● **PROVIDED RECORDS**:
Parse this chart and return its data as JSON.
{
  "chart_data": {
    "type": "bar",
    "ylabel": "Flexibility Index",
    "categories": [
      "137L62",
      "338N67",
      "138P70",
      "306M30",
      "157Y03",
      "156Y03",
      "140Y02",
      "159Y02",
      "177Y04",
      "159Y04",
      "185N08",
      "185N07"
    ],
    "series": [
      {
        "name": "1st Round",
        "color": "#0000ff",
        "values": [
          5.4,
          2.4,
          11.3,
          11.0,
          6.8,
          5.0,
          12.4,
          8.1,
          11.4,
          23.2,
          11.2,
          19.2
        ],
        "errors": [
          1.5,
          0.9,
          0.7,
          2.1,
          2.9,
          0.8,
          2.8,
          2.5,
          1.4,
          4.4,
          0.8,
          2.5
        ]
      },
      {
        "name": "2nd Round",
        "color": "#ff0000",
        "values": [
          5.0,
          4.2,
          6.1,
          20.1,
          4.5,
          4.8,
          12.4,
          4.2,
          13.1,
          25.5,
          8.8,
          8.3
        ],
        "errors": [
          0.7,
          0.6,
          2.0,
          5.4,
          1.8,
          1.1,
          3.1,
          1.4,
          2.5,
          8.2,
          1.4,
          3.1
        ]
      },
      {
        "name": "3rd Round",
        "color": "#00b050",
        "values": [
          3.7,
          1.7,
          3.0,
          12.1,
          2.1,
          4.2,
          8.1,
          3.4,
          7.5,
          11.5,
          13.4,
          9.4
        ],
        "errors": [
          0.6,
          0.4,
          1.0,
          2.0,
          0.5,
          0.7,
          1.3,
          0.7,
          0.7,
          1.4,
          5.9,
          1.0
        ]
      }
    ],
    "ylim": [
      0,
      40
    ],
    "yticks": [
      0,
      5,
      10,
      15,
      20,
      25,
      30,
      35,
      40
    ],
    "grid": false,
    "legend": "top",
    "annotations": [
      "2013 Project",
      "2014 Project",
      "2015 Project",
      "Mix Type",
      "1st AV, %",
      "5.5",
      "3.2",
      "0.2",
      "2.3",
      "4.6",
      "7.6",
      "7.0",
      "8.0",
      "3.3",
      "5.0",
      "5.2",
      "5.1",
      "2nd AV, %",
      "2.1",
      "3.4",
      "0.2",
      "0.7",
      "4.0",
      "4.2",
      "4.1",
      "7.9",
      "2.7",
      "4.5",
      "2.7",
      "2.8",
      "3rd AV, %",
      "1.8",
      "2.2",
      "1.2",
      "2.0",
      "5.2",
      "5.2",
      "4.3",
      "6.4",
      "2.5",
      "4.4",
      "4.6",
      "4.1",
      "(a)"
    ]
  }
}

● **WHAT YOU WILL DO**:
Repeat the listing above without any change.

● **FINAL RESULT**:
Parse this chart and return its data as JSON.
{
  "chart_data": {
    "type": "bar",
    "ylabel": "Flexibility Index",
    "categories": [
      "137L62",
      "338N67",
      "138P70",
      "306M30",
      "157Y03",
      "156Y03",
      "140Y02",
      "159Y02",
      "177Y04",
      "159Y04",
      "185N08",
      "185N07"
    ],
    "series": [
      {
        "name": "1st Round",
        "color": "#0000ff",
        "values": [
          5.4,
          2.4,
          11.3,
          11.0,
          6.8,
          5.0,
          12.4,
          8.1,
          11.4,
          23.2,
          11.2,
          19.2
        ],
        "errors": [
          1.5,
          0.9,
          0.7,
          2.1,
          2.9,
          0.8,
          2.8,
          2.5,
          1.4,
          4.4,
          0.8,
          2.5
        ]
      },
      {
        "name": "2nd Round",
        "color": "#ff0000",
        "values": [
          5.0,
          4.2,
          6.1,
          20.1,
          4.5,
          4.8,
          12.4,
          4.2,
          13.1,
          25.5,
          8.8,
          8.3
        ],
        "errors": [
          0.7,
          0.6,
          2.0,
          5.4,
          1.8,
          1.1,
          3.1,
          1.4,
          2.5,
          8.2,
          1.4,
          3.1
        ]
      },
      {
        "name": "3rd Round",
        "color": "#00b050",
        "values": [
          3.7,
          1.7,
          3.0,
          12.1,
          2.1,
          4.2,
          8.1,
          3.4,
          7.5,
          11.5,
          13.4,
          9.4
        ],
        "errors": [
          0.6,
          0.4,
          1.0,
          2.0,
          0.5,
          0.7,
          1.3,
          0.7,
          0.7,
          1.4,
          5.9,
          1.0
        ]
      }
    ],
    "ylim": [
      0,
      40
    ],
    "yticks": [
      0,
      5,
      10,
      15,
      20,
      25,
      30,
      35,
      40
    ],
    "grid": false,
    "legend": "top",
    "annotations": [
      "2013 Project",
      "2014 Project",
      "2015 Project",
      "Mix Type",
      "1st AV, %",
      "5.5",
      "3.2",
      "0.2",
      "2.3",
      "4.6",
      "7.6",
      "7.0",
      "8.0",
      "3.3",
      "5.0",
      "5.2",
      "5.1",
      "2nd AV, %",
      "2.1",
      "3.4",
      "0.2",
      "0.7",
      "4.0",
      "4.2",
      "4.1",
      "7.9",
      "2.7",
      "4.5",
      "2.7",
      "2.8",
      "3rd AV, %",
      "1.8",
      "2.2",
      "1.2",
      "2.0",
      "5.2",
      "5.2",
      "4.3",
      "6.4",
      "2.5",
      "4.4",
      "4.6",
      "4.1",
      "(a)"
    ]
  }
}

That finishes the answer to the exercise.